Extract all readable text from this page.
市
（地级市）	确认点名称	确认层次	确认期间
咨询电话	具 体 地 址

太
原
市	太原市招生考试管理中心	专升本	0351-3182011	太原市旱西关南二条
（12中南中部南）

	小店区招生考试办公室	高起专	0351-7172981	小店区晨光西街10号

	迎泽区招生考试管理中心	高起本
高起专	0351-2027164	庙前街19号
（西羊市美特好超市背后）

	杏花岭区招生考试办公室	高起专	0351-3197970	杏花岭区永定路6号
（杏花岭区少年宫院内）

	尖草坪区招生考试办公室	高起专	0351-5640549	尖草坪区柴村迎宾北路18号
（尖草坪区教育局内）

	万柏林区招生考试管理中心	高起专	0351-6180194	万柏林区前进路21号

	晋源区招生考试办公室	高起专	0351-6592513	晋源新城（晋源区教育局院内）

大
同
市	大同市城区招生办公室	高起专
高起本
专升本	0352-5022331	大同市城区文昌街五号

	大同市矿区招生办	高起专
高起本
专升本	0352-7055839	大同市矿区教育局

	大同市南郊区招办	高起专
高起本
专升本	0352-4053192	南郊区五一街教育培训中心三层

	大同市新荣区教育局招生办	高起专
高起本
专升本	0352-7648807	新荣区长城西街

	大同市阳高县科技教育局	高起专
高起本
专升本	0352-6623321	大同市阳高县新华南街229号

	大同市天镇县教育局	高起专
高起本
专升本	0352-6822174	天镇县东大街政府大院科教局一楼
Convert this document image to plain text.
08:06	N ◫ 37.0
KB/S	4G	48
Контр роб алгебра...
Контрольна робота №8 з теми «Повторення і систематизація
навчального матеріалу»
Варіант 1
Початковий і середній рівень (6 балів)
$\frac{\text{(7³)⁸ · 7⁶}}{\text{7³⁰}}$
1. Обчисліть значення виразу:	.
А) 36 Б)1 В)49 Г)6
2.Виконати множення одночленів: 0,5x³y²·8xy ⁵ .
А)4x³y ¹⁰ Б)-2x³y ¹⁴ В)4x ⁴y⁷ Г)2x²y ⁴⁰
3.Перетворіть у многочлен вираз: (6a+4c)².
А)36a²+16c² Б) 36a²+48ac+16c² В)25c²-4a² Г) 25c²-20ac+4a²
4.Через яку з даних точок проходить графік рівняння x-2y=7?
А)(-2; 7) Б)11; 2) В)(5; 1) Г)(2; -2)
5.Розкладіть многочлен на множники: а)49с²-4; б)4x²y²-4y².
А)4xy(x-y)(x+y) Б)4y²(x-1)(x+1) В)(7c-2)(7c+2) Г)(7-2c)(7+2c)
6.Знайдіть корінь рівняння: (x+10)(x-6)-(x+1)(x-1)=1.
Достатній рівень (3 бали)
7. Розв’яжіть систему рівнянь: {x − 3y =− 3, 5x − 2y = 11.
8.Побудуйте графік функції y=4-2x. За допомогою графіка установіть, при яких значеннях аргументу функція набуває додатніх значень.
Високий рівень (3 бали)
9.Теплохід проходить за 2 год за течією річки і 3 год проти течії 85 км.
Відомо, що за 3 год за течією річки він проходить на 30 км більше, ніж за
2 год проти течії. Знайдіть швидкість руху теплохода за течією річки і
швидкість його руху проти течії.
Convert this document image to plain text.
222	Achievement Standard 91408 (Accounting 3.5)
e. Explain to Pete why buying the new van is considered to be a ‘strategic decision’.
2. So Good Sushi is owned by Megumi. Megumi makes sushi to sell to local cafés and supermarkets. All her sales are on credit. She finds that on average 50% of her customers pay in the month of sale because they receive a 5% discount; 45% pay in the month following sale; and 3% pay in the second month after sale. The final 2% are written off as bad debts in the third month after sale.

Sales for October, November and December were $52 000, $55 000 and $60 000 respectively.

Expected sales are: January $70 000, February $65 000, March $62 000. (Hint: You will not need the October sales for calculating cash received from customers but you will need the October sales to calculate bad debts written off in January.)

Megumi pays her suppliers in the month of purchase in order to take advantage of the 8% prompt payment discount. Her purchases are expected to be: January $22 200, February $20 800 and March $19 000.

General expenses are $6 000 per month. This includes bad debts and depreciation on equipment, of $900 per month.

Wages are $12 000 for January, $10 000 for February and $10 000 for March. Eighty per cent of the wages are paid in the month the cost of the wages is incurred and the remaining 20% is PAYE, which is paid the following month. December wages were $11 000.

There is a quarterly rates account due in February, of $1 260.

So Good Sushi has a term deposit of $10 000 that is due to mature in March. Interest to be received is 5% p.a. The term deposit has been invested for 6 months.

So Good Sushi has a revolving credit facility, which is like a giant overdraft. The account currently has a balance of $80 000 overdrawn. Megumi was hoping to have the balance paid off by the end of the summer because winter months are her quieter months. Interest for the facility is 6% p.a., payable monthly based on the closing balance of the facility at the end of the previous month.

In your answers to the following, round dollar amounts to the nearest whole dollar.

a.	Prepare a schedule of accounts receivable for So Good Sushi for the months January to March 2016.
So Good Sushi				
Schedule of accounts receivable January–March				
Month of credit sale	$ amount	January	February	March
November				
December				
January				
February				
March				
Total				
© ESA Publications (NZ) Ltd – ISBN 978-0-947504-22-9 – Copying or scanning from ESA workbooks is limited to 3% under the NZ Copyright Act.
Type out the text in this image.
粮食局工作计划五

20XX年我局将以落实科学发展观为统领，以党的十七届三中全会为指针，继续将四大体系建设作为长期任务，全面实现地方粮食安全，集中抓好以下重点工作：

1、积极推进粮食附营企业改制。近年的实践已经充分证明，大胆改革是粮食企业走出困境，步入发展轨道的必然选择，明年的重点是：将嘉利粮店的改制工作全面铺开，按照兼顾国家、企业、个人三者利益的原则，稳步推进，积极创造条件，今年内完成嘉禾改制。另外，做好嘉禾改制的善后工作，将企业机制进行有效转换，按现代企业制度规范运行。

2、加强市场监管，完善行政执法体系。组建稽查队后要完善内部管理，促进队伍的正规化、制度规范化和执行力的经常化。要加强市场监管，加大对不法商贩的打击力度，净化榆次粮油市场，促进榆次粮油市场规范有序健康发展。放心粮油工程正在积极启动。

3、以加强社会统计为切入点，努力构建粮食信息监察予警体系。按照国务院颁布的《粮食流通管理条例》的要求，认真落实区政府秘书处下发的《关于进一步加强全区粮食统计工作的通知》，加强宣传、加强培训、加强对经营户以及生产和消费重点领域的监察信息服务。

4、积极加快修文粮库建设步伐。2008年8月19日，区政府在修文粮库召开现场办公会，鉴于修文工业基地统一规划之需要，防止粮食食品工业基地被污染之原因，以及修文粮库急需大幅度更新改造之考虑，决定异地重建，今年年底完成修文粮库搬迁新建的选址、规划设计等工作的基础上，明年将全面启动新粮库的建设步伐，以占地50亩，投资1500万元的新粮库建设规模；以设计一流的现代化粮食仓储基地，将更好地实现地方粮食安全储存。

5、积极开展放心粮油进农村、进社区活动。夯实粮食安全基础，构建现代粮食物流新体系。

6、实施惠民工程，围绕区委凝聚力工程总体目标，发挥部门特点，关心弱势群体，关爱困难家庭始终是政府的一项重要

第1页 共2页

──────────

Your goal: Copy the entries above exactly, leaving none out.

Reply:
Extract all readable text from this page.
市
（地级市）	确认点名称	确认层次	确认期间
咨询电话	具 体 地 址

太
原
市	太原市招生考试管理中心	专升本	0351-3182011	太原市旱西关南二条
（12中南中部南）

	小店区招生考试办公室	高起专	0351-7172981	小店区晨光西街10号

	迎泽区招生考试管理中心	高起本
高起专	0351-2027164	庙前街19号
（西羊市美特好超市背后）

	杏花岭区招生考试办公室	高起专	0351-3197970	杏花岭区永定路6号
（杏花岭区少年宫院内）

	尖草坪区招生考试办公室	高起专	0351-5640549	尖草坪区柴村迎宾北路18号
（尖草坪区教育局内）

	万柏林区招生考试管理中心	高起专	0351-6180194	万柏林区前进路21号

	晋源区招生考试办公室	高起专	0351-6592513	晋源新城（晋源区教育局院内）

大
同
市	大同市城区招生办公室	高起专
高起本
专升本	0352-5022331	大同市城区文昌街五号

	大同市矿区招生办	高起专
高起本
专升本	0352-7055839	大同市矿区教育局

	大同市南郊区招办	高起专
高起本
专升本	0352-4053192	南郊区五一街教育培训中心三层

	大同市新荣区教育局招生办	高起专
高起本
专升本	0352-7648807	新荣区长城西街

	大同市阳高县科技教育局	高起专
高起本
专升本	0352-6623321	大同市阳高县新华南街229号

	大同市天镇县教育局	高起专
高起本
专升本	0352-6822174	天镇县东大街政府大院科教局一楼
Convert this document image to plain text.
08:06	N ◫ 37.0
KB/S	4G	48
Контр роб алгебра...
Контрольна робота №8 з теми «Повторення і систематизація
навчального матеріалу»
Варіант 1
Початковий і середній рівень (6 балів)
$\frac{\text{(7³)⁸ · 7⁶}}{\text{7³⁰}}$
1. Обчисліть значення виразу:	.
А) 36 Б)1 В)49 Г)6
2.Виконати множення одночленів: 0,5x³y²·8xy ⁵ .
А)4x³y ¹⁰ Б)-2x³y ¹⁴ В)4x ⁴y⁷ Г)2x²y ⁴⁰
3.Перетворіть у многочлен вираз: (6a+4c)².
А)36a²+16c² Б) 36a²+48ac+16c² В)25c²-4a² Г) 25c²-20ac+4a²
4.Через яку з даних точок проходить графік рівняння x-2y=7?
А)(-2; 7) Б)11; 2) В)(5; 1) Г)(2; -2)
5.Розкладіть многочлен на множники: а)49с²-4; б)4x²y²-4y².
А)4xy(x-y)(x+y) Б)4y²(x-1)(x+1) В)(7c-2)(7c+2) Г)(7-2c)(7+2c)
6.Знайдіть корінь рівняння: (x+10)(x-6)-(x+1)(x-1)=1.
Достатній рівень (3 бали)
7. Розв’яжіть систему рівнянь: {x − 3y =− 3, 5x − 2y = 11.
8.Побудуйте графік функції y=4-2x. За допомогою графіка установіть, при яких значеннях аргументу функція набуває додатніх значень.
Високий рівень (3 бали)
9.Теплохід проходить за 2 год за течією річки і 3 год проти течії 85 км.
Відомо, що за 3 год за течією річки він проходить на 30 км більше, ніж за
2 год проти течії. Знайдіть швидкість руху теплохода за течією річки і
швидкість його руху проти течії.
Convert this document image to plain text.
222	Achievement Standard 91408 (Accounting 3.5)
e. Explain to Pete why buying the new van is considered to be a ‘strategic decision’.
2. So Good Sushi is owned by Megumi. Megumi makes sushi to sell to local cafés and supermarkets. All her sales are on credit. She finds that on average 50% of her customers pay in the month of sale because they receive a 5% discount; 45% pay in the month following sale; and 3% pay in the second month after sale. The final 2% are written off as bad debts in the third month after sale.

Sales for October, November and December were $52 000, $55 000 and $60 000 respectively.

Expected sales are: January $70 000, February $65 000, March $62 000. (Hint: You will not need the October sales for calculating cash received from customers but you will need the October sales to calculate bad debts written off in January.)

Megumi pays her suppliers in the month of purchase in order to take advantage of the 8% prompt payment discount. Her purchases are expected to be: January $22 200, February $20 800 and March $19 000.

General expenses are $6 000 per month. This includes bad debts and depreciation on equipment, of $900 per month.

Wages are $12 000 for January, $10 000 for February and $10 000 for March. Eighty per cent of the wages are paid in the month the cost of the wages is incurred and the remaining 20% is PAYE, which is paid the following month. December wages were $11 000.

There is a quarterly rates account due in February, of $1 260.

So Good Sushi has a term deposit of $10 000 that is due to mature in March. Interest to be received is 5% p.a. The term deposit has been invested for 6 months.

So Good Sushi has a revolving credit facility, which is like a giant overdraft. The account currently has a balance of $80 000 overdrawn. Megumi was hoping to have the balance paid off by the end of the summer because winter months are her quieter months. Interest for the facility is 6% p.a., payable monthly based on the closing balance of the facility at the end of the previous month.

In your answers to the following, round dollar amounts to the nearest whole dollar.

a.	Prepare a schedule of accounts receivable for So Good Sushi for the months January to March 2016.
So Good Sushi				
Schedule of accounts receivable January–March				
Month of credit sale	$ amount	January	February	March
November				
December				
January				
February				
March				
Total				
© ESA Publications (NZ) Ltd – ISBN 978-0-947504-22-9 – Copying or scanning from ESA workbooks is limited to 3% under the NZ Copyright Act.
Type out the text in this image.
粮食局工作计划五

20XX年我局将以落实科学发展观为统领，以党的十七届三中全会为指针，继续将四大体系建设作为长期任务，全面实现地方粮食安全，集中抓好以下重点工作：

1、积极推进粮食附营企业改制。近年的实践已经充分证明，大胆改革是粮食企业走出困境，步入发展轨道的必然选择，明年的重点是：将嘉利粮店的改制工作全面铺开，按照兼顾国家、企业、个人三者利益的原则，稳步推进，积极创造条件，今年内完成嘉禾改制。另外，做好嘉禾改制的善后工作，将企业机制进行有效转换，按现代企业制度规范运行。

2、加强市场监管，完善行政执法体系。组建稽查队后要完善内部管理，促进队伍的正规化、制度规范化和执行力的经常化。要加强市场监管，加大对不法商贩的打击力度，净化榆次粮油市场，促进榆次粮油市场规范有序健康发展。放心粮油工程正在积极启动。

3、以加强社会统计为切入点，努力构建粮食信息监察予警体系。按照国务院颁布的《粮食流通管理条例》的要求，认真落实区政府秘书处下发的《关于进一步加强全区粮食统计工作的通知》，加强宣传、加强培训、加强对经营户以及生产和消费重点领域的监察信息服务。

4、积极加快修文粮库建设步伐。2008年8月19日，区政府在修文粮库召开现场办公会，鉴于修文工业基地统一规划之需要，防止粮食食品工业基地被污染之原因，以及修文粮库急需大幅度更新改造之考虑，决定异地重建，今年年底完成修文粮库搬迁新建的选址、规划设计等工作的基础上，明年将全面启动新粮库的建设步伐，以占地50亩，投资1500万元的新粮库建设规模；以设计一流的现代化粮食仓储基地，将更好地实现地方粮食安全储存。

5、积极开展放心粮油进农村、进社区活动。夯实粮食安全基础，构建现代粮食物流新体系。

6、实施惠民工程，围绕区委凝聚力工程总体目标，发挥部门特点，关心弱势群体，关爱困难家庭始终是政府的一项重要

第1页 共2页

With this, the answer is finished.